> **WHAT IS ASKED**
In the entries below, find the lines that contain the word "real" and copy them.
=== DATA PROVIDED ===
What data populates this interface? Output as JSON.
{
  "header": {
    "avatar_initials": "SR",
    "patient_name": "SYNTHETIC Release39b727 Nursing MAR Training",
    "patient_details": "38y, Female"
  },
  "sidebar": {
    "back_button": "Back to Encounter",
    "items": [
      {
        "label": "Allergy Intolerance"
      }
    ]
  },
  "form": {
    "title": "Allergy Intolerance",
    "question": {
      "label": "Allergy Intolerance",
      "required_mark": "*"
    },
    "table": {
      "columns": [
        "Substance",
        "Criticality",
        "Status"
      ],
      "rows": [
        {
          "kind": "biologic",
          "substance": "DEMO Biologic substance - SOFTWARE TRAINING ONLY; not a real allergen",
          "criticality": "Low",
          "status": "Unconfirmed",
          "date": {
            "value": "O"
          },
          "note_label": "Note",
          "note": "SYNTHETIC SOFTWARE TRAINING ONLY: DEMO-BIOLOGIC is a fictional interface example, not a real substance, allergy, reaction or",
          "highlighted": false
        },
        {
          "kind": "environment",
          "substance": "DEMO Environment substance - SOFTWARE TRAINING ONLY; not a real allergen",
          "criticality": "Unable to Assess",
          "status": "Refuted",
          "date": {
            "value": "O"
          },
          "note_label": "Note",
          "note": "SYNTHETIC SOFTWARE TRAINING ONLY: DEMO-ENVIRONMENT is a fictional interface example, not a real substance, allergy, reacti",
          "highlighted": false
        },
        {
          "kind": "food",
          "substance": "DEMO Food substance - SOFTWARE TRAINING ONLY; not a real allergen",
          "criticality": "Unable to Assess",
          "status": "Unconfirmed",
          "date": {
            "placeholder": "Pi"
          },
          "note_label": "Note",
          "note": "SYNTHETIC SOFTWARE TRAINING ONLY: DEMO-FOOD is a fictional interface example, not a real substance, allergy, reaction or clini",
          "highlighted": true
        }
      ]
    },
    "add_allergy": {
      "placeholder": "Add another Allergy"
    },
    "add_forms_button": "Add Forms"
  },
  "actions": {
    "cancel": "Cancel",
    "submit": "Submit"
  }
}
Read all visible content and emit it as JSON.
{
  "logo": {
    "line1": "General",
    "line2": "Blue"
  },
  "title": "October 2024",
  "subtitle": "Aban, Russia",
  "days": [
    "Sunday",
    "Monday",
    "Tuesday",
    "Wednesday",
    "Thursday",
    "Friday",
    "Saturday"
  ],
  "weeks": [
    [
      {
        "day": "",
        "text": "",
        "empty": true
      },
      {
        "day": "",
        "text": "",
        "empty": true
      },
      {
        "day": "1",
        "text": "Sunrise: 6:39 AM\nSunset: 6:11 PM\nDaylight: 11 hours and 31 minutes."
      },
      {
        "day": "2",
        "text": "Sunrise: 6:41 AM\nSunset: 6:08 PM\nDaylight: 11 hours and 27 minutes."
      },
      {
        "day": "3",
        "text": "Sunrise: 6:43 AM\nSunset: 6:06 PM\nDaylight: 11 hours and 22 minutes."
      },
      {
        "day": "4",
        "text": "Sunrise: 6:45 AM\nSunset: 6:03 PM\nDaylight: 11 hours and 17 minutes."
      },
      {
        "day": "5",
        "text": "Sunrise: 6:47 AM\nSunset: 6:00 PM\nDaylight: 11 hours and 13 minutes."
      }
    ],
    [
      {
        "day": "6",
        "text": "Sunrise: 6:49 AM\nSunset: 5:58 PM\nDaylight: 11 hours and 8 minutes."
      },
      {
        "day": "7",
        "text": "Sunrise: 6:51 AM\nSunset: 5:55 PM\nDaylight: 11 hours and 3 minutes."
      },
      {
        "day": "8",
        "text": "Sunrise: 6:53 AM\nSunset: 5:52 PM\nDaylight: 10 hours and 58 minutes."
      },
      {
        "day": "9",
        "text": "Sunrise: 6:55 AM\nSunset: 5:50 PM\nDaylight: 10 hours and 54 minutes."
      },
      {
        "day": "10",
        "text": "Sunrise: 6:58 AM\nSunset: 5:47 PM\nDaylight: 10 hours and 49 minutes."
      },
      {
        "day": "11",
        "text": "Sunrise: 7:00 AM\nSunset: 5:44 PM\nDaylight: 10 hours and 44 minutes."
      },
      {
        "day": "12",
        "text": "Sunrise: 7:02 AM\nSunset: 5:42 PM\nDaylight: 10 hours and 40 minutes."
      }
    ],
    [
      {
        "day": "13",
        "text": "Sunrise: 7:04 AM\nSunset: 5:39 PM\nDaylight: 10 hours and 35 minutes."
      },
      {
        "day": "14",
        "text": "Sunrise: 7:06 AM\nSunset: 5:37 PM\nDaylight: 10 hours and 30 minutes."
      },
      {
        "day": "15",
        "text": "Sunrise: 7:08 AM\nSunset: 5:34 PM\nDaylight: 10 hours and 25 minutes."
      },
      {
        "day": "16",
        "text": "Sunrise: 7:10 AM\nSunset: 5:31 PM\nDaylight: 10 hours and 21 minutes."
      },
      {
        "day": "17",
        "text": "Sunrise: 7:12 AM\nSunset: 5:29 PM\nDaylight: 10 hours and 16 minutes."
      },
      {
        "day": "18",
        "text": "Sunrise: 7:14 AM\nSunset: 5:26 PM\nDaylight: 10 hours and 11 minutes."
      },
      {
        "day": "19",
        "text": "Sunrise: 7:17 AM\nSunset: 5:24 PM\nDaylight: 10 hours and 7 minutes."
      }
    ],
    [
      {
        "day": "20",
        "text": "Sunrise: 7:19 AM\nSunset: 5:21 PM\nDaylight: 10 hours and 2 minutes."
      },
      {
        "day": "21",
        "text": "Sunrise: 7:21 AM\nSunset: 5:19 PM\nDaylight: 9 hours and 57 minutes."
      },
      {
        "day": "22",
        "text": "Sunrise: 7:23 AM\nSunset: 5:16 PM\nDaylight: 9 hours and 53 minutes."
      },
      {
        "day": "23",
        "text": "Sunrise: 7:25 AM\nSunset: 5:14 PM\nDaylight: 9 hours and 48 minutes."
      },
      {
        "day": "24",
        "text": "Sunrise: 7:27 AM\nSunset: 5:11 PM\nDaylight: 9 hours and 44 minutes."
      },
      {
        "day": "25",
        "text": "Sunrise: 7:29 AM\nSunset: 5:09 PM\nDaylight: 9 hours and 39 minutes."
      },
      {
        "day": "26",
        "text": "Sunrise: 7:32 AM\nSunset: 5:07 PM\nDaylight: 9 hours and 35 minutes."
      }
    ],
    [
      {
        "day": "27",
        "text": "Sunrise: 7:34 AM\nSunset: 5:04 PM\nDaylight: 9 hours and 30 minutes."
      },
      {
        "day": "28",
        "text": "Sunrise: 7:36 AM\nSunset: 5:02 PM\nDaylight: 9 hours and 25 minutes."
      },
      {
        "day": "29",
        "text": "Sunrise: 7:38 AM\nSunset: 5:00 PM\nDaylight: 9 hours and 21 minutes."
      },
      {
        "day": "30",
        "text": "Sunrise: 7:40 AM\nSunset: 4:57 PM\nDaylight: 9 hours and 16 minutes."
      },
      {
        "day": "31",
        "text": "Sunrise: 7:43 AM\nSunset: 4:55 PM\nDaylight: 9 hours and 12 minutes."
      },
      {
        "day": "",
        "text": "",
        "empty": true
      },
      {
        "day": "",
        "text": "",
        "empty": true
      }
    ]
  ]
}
===
> **SOLUTION TO THIS EXERCISE**
          "substance": "DEMO Biologic substance - SOFTWARE TRAINING ONLY; not a real allergen",
          "note": "SYNTHETIC SOFTWARE TRAINING ONLY: DEMO-BIOLOGIC is a fictional interface example, not a real substance, allergy, reaction or",
          "substance": "DEMO Environment substance - SOFTWARE TRAINING ONLY; not a real allergen",
          "note": "SYNTHETIC SOFTWARE TRAINING ONLY: DEMO-ENVIRONMENT is a fictional interface example, not a real substance, allergy, reacti",
          "substance": "DEMO Food substance - SOFTWARE TRAINING ONLY; not a real allergen",
          "note": "SYNTHETIC SOFTWARE TRAINING ONLY: DEMO-FOOD is a fictional interface example, not a real substance, allergy, reaction or clini",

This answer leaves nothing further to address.